Given information:
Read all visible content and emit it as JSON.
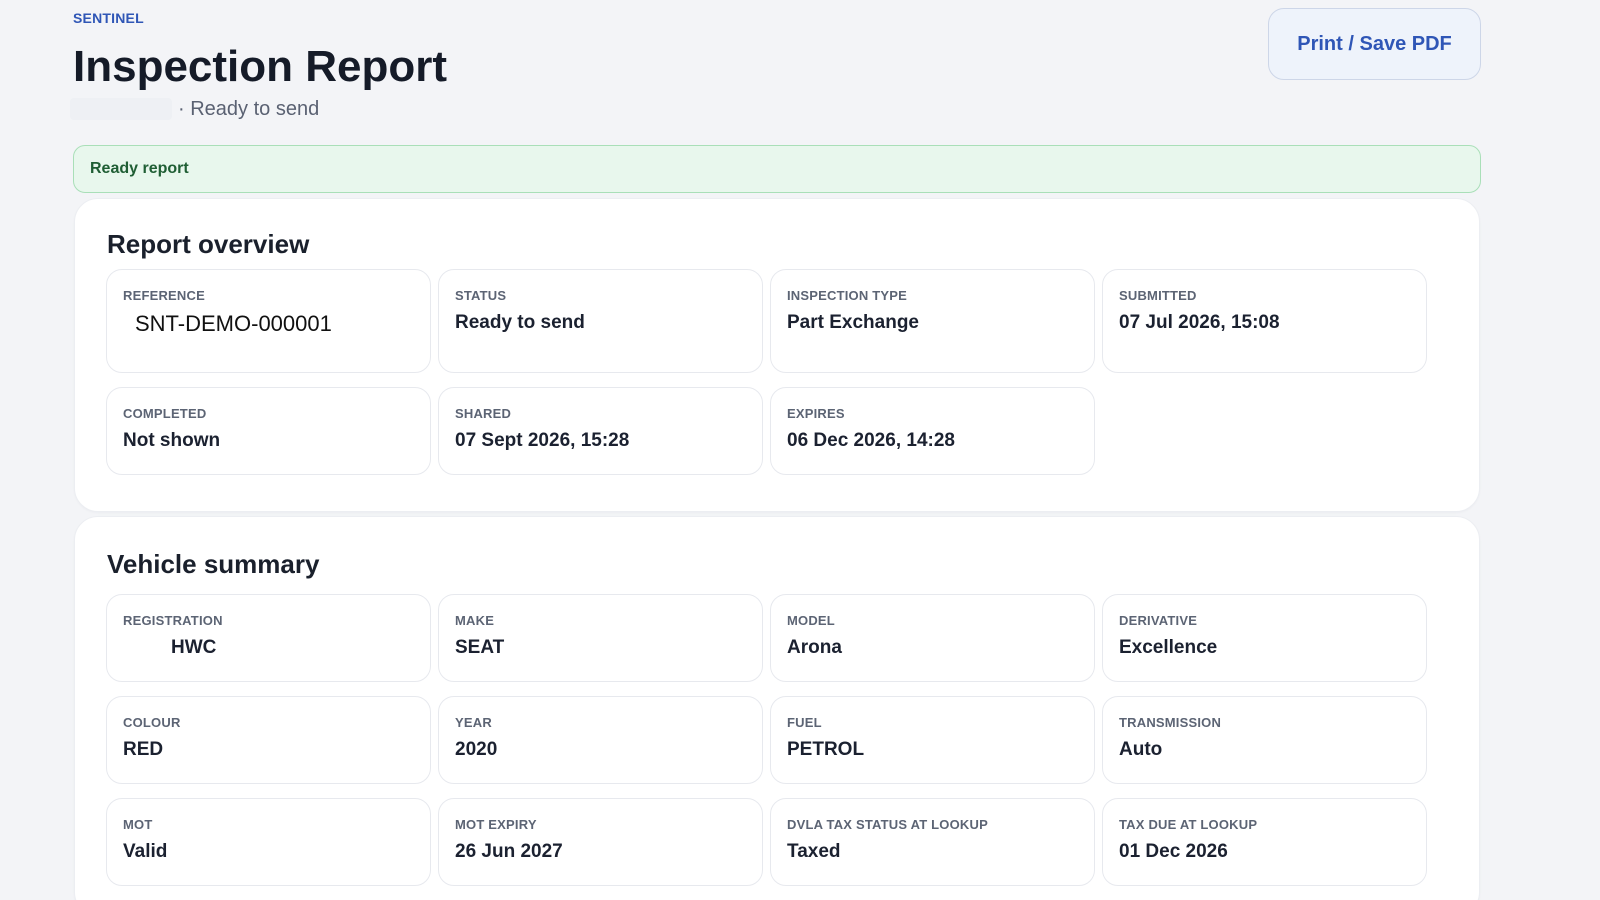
{
  "header": {
    "brand": "SENTINEL",
    "title": "Inspection Report",
    "subtitle": "· Ready to send",
    "print_label": "Print / Save PDF"
  },
  "banner": {
    "text": "Ready report"
  },
  "overview": {
    "title": "Report overview",
    "fields": [
      {
        "label": "REFERENCE",
        "value": "SNT-DEMO-000001"
      },
      {
        "label": "STATUS",
        "value": "Ready to send"
      },
      {
        "label": "INSPECTION TYPE",
        "value": "Part Exchange"
      },
      {
        "label": "SUBMITTED",
        "value": "07 Jul 2026, 15:08"
      },
      {
        "label": "COMPLETED",
        "value": "Not shown"
      },
      {
        "label": "SHARED",
        "value": "07 Sept 2026, 15:28"
      },
      {
        "label": "EXPIRES",
        "value": "06 Dec 2026, 14:28"
      }
    ]
  },
  "vehicle": {
    "title": "Vehicle summary",
    "fields": [
      {
        "label": "REGISTRATION",
        "value": "HWC"
      },
      {
        "label": "MAKE",
        "value": "SEAT"
      },
      {
        "label": "MODEL",
        "value": "Arona"
      },
      {
        "label": "DERIVATIVE",
        "value": "Excellence"
      },
      {
        "label": "COLOUR",
        "value": "RED"
      },
      {
        "label": "YEAR",
        "value": "2020"
      },
      {
        "label": "FUEL",
        "value": "PETROL"
      },
      {
        "label": "TRANSMISSION",
        "value": "Auto"
      },
      {
        "label": "MOT",
        "value": "Valid"
      },
      {
        "label": "MOT EXPIRY",
        "value": "26 Jun 2027"
      },
      {
        "label": "DVLA TAX STATUS AT LOOKUP",
        "value": "Taxed"
      },
      {
        "label": "TAX DUE AT LOOKUP",
        "value": "01 Dec 2026"
      }
    ]
  },
  "colors": {
    "accent": "#2f56b6",
    "banner_bg": "#e8f7ed",
    "banner_text": "#1f5e34",
    "page_bg": "#f3f4f7"
  }
}
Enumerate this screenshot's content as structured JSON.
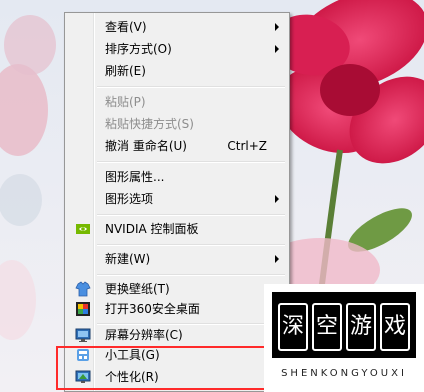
{
  "menu": {
    "view": "查看(V)",
    "sort": "排序方式(O)",
    "refresh": "刷新(E)",
    "paste": "粘贴(P)",
    "paste_shortcut": "粘贴快捷方式(S)",
    "undo": "撤消 重命名(U)",
    "undo_shortcut": "Ctrl+Z",
    "graphics_properties": "图形属性...",
    "graphics_options": "图形选项",
    "nvidia": "NVIDIA 控制面板",
    "new": "新建(W)",
    "change_wallpaper": "更换壁纸(T)",
    "open_360": "打开360安全桌面",
    "screen_resolution": "屏幕分辨率(C)",
    "gadgets": "小工具(G)",
    "personalize": "个性化(R)"
  },
  "watermark": {
    "chars": [
      "深",
      "空",
      "游",
      "戏"
    ],
    "text": "SHENKONGYOUXI"
  },
  "colors": {
    "highlight_border": "#ff2a2a",
    "menu_bg": "#f0f0f0",
    "flower": "#e8265a"
  }
}
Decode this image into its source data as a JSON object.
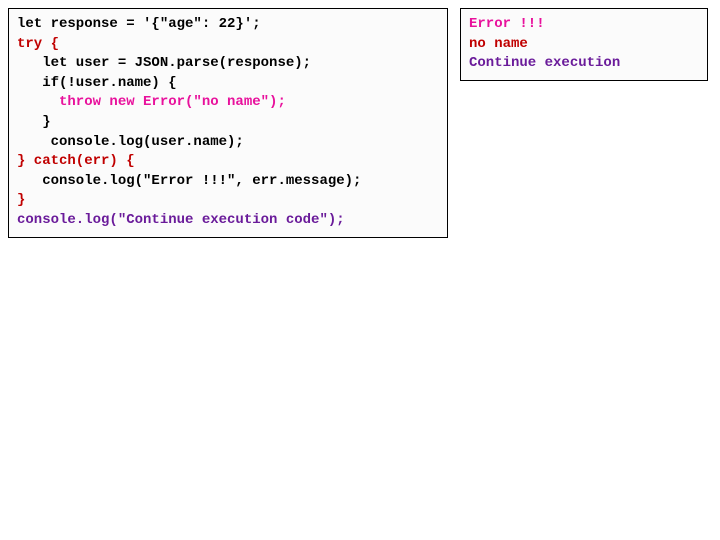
{
  "code": {
    "l1_a": "let response = '{\"age\": 22}';",
    "l2_a": "",
    "l3_a": "try {",
    "l4_a": "   let user = JSON.parse(response);",
    "l5_a": "   if(!user.name) {",
    "l6_a": "     throw new Error(\"no name\");",
    "l7_a": "   }",
    "l8_a": "    console.log(user.name);",
    "l9_a": "} catch(err) {",
    "l10_a": "   console.log(\"Error !!!\", err.message);",
    "l11_a": "}",
    "l12_a": "console.log(\"Continue execution code\");"
  },
  "output": {
    "l1": "Error !!!",
    "l2": "no name",
    "l3": "Continue execution"
  },
  "colors": {
    "red": "#c00000",
    "magenta": "#e8119c",
    "purple": "#6a1b9a",
    "black": "#000000"
  }
}
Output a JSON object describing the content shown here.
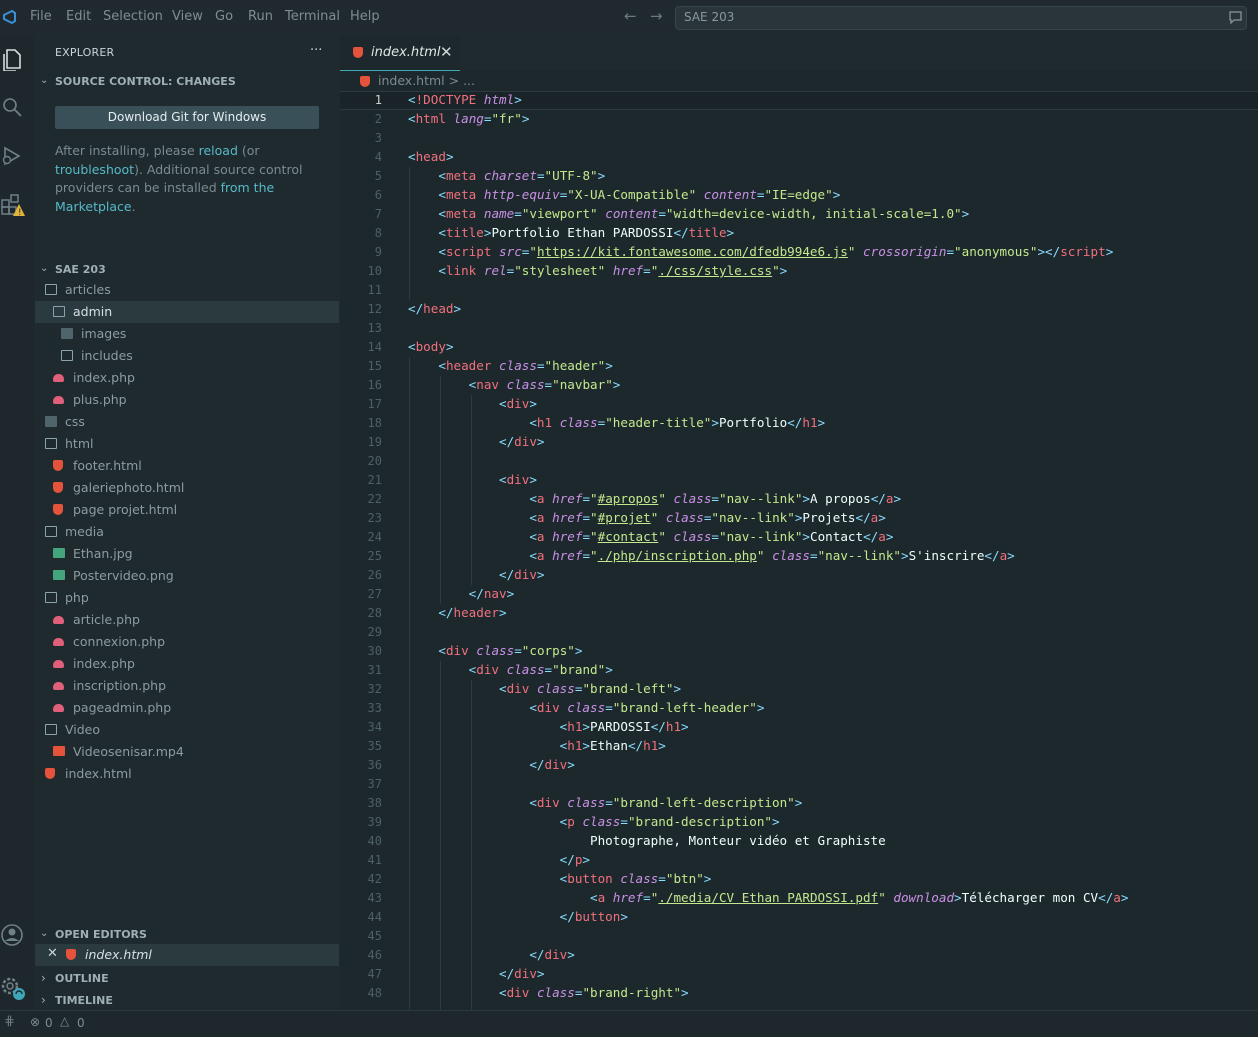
{
  "window": {
    "menu": [
      "File",
      "Edit",
      "Selection",
      "View",
      "Go",
      "Run",
      "Terminal",
      "Help"
    ],
    "search": "SAE 203"
  },
  "sidebar": {
    "title": "EXPLORER",
    "more": "···",
    "source_control": {
      "title": "SOURCE CONTROL: CHANGES",
      "button": "Download Git for Windows",
      "msg_1": "After installing, please ",
      "link_reload": "reload",
      "msg_2": " (or ",
      "link_troubleshoot": "troubleshoot",
      "msg_3": "). Additional source control providers can be installed ",
      "link_market": "from the Marketplace",
      "msg_4": "."
    },
    "project": {
      "title": "SAE 203",
      "tree": [
        {
          "label": "articles",
          "icon": "folder"
        },
        {
          "label": "admin",
          "icon": "folder"
        },
        {
          "label": "images",
          "icon": "folder-images"
        },
        {
          "label": "includes",
          "icon": "folder"
        },
        {
          "label": "index.php",
          "icon": "php"
        },
        {
          "label": "plus.php",
          "icon": "php"
        },
        {
          "label": "css",
          "icon": "folder-css"
        },
        {
          "label": "html",
          "icon": "folder"
        },
        {
          "label": "footer.html",
          "icon": "html"
        },
        {
          "label": "galeriephoto.html",
          "icon": "html"
        },
        {
          "label": "page projet.html",
          "icon": "html"
        },
        {
          "label": "media",
          "icon": "folder"
        },
        {
          "label": "Ethan.jpg",
          "icon": "image"
        },
        {
          "label": "Postervideo.png",
          "icon": "image"
        },
        {
          "label": "php",
          "icon": "folder"
        },
        {
          "label": "article.php",
          "icon": "php"
        },
        {
          "label": "connexion.php",
          "icon": "php"
        },
        {
          "label": "index.php",
          "icon": "php"
        },
        {
          "label": "inscription.php",
          "icon": "php"
        },
        {
          "label": "pageadmin.php",
          "icon": "php"
        },
        {
          "label": "Video",
          "icon": "folder"
        },
        {
          "label": "Videosenisar.mp4",
          "icon": "video"
        },
        {
          "label": "index.html",
          "icon": "html"
        }
      ]
    },
    "open_editors": {
      "title": "OPEN EDITORS",
      "file": "index.html"
    },
    "outline": "OUTLINE",
    "timeline": "TIMELINE"
  },
  "editor": {
    "tab": "index.html",
    "breadcrumb": "index.html > ...",
    "lines": [
      "1",
      "2",
      "3",
      "4",
      "5",
      "6",
      "7",
      "8",
      "9",
      "10",
      "11",
      "12",
      "13",
      "14",
      "15",
      "16",
      "17",
      "18",
      "19",
      "20",
      "21",
      "22",
      "23",
      "24",
      "25",
      "26",
      "27",
      "28",
      "29",
      "30",
      "31",
      "32",
      "33",
      "34",
      "35",
      "36",
      "37",
      "38",
      "39",
      "40",
      "41",
      "42",
      "43",
      "44",
      "45",
      "46",
      "47",
      "48"
    ]
  },
  "status": {
    "errors": "0",
    "warnings": "0"
  },
  "colors": {
    "accent": "#3fa7b8",
    "tag": "#f0707d",
    "attr": "#c990e6",
    "string": "#c3e88d"
  }
}
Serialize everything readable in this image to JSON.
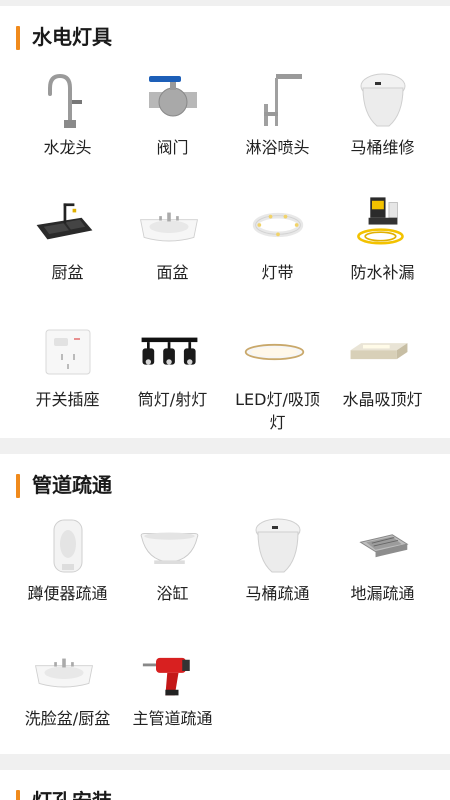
{
  "sections": [
    {
      "title": "水电灯具",
      "items": [
        {
          "label": "水龙头",
          "icon": "faucet-icon"
        },
        {
          "label": "阀门",
          "icon": "valve-icon"
        },
        {
          "label": "淋浴喷头",
          "icon": "shower-icon"
        },
        {
          "label": "马桶维修",
          "icon": "toilet-icon"
        },
        {
          "label": "厨盆",
          "icon": "kitchen-sink-icon"
        },
        {
          "label": "面盆",
          "icon": "basin-icon"
        },
        {
          "label": "灯带",
          "icon": "light-strip-icon"
        },
        {
          "label": "防水补漏",
          "icon": "pump-icon"
        },
        {
          "label": "开关插座",
          "icon": "switch-socket-icon"
        },
        {
          "label": "筒灯/射灯",
          "icon": "spotlight-icon"
        },
        {
          "label": "LED灯/吸顶灯",
          "icon": "ceiling-light-icon"
        },
        {
          "label": "水晶吸顶灯",
          "icon": "crystal-light-icon"
        }
      ]
    },
    {
      "title": "管道疏通",
      "items": [
        {
          "label": "蹲便器疏通",
          "icon": "squat-toilet-icon"
        },
        {
          "label": "浴缸",
          "icon": "bathtub-icon"
        },
        {
          "label": "马桶疏通",
          "icon": "toilet-icon"
        },
        {
          "label": "地漏疏通",
          "icon": "floor-drain-icon"
        },
        {
          "label": "洗脸盆/厨盆",
          "icon": "basin-icon"
        },
        {
          "label": "主管道疏通",
          "icon": "drill-icon"
        }
      ]
    },
    {
      "title": "灯孔安装"
    }
  ],
  "colors": {
    "accent": "#f08a1c",
    "background": "#f0f0f0",
    "card": "#ffffff"
  }
}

Task:
Tally how many lines of the material contain the word "Ready". The answer must be the number and nothing else.

Correct answer:
3